Given data.

-------------------------

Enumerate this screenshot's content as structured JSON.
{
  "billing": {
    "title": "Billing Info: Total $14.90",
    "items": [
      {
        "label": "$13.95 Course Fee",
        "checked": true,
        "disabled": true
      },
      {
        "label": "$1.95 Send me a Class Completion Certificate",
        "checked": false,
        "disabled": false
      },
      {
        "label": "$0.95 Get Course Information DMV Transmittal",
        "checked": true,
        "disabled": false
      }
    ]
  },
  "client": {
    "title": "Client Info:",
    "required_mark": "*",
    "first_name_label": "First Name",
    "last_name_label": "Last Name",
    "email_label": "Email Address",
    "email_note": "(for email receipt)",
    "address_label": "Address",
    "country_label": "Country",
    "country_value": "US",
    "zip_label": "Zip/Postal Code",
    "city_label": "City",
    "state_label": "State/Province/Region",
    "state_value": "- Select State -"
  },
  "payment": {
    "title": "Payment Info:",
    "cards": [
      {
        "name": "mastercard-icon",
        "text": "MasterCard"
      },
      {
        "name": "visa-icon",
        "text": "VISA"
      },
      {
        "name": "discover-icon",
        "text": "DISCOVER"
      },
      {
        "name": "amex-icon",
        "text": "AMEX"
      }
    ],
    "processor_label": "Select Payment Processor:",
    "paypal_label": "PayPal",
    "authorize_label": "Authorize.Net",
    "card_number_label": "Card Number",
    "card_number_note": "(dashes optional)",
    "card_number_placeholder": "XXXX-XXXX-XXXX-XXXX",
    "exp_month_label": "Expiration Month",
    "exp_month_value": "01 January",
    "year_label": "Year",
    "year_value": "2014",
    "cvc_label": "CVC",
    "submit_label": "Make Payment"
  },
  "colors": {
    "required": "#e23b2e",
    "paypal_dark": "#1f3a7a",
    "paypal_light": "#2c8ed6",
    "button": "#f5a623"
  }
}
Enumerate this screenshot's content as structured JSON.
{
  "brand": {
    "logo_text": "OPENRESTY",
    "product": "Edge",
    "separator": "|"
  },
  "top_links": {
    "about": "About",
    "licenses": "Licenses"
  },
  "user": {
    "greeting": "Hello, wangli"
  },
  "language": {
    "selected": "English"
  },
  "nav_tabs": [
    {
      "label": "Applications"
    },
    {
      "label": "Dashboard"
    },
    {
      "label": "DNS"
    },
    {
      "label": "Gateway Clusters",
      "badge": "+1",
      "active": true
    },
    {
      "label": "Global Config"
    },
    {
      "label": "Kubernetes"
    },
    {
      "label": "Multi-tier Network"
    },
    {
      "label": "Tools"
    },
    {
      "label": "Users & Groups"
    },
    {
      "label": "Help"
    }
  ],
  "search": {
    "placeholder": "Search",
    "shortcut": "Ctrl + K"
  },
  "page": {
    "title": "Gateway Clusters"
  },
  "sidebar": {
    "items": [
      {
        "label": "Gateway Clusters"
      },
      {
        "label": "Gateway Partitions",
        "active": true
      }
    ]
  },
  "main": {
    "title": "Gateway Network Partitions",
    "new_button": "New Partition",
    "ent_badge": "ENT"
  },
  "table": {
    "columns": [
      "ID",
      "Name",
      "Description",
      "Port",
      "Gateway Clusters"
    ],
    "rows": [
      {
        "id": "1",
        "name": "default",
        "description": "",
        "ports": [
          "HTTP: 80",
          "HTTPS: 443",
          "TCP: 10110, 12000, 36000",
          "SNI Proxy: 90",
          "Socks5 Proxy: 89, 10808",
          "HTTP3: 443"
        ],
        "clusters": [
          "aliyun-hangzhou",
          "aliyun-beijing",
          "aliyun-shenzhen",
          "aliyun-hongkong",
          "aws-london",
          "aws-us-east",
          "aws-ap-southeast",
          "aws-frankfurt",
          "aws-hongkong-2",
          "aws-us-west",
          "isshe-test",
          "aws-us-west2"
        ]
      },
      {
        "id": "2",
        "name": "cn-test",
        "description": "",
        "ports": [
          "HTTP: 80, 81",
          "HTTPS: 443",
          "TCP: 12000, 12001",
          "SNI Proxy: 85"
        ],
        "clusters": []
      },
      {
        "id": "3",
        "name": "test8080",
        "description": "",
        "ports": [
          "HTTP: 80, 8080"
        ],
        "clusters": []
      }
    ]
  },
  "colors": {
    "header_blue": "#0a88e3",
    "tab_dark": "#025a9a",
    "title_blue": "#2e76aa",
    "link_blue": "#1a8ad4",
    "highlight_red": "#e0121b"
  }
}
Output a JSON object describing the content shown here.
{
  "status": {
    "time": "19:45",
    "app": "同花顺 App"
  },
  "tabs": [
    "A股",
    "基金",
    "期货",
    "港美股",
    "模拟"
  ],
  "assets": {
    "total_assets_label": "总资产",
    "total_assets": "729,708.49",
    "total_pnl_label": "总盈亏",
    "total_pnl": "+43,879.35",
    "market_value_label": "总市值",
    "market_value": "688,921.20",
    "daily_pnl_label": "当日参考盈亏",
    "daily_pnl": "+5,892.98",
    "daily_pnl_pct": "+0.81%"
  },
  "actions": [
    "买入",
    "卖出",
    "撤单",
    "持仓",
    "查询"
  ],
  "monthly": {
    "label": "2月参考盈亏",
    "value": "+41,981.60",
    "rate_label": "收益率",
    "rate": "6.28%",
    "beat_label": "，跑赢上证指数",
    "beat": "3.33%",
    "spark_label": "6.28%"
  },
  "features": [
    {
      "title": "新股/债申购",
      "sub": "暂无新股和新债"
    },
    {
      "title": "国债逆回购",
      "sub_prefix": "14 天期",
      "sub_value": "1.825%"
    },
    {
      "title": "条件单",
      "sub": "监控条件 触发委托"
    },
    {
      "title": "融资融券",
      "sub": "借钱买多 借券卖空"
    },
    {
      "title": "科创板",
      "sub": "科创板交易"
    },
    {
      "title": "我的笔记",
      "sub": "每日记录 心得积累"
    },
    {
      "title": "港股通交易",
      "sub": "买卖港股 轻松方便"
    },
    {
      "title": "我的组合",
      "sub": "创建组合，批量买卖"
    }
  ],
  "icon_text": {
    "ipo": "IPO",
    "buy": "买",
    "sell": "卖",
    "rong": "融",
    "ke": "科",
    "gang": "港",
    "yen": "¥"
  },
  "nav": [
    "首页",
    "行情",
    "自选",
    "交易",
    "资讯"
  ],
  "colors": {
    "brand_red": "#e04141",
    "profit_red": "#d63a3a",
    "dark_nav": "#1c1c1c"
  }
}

-------------------------

Your task. Gather every line from the entries above where the word "Course" appears, and copy them.

Answer to this task.
        "label": "$13.95 Course Fee",
        "label": "$0.95 Get Course Information DMV Transmittal",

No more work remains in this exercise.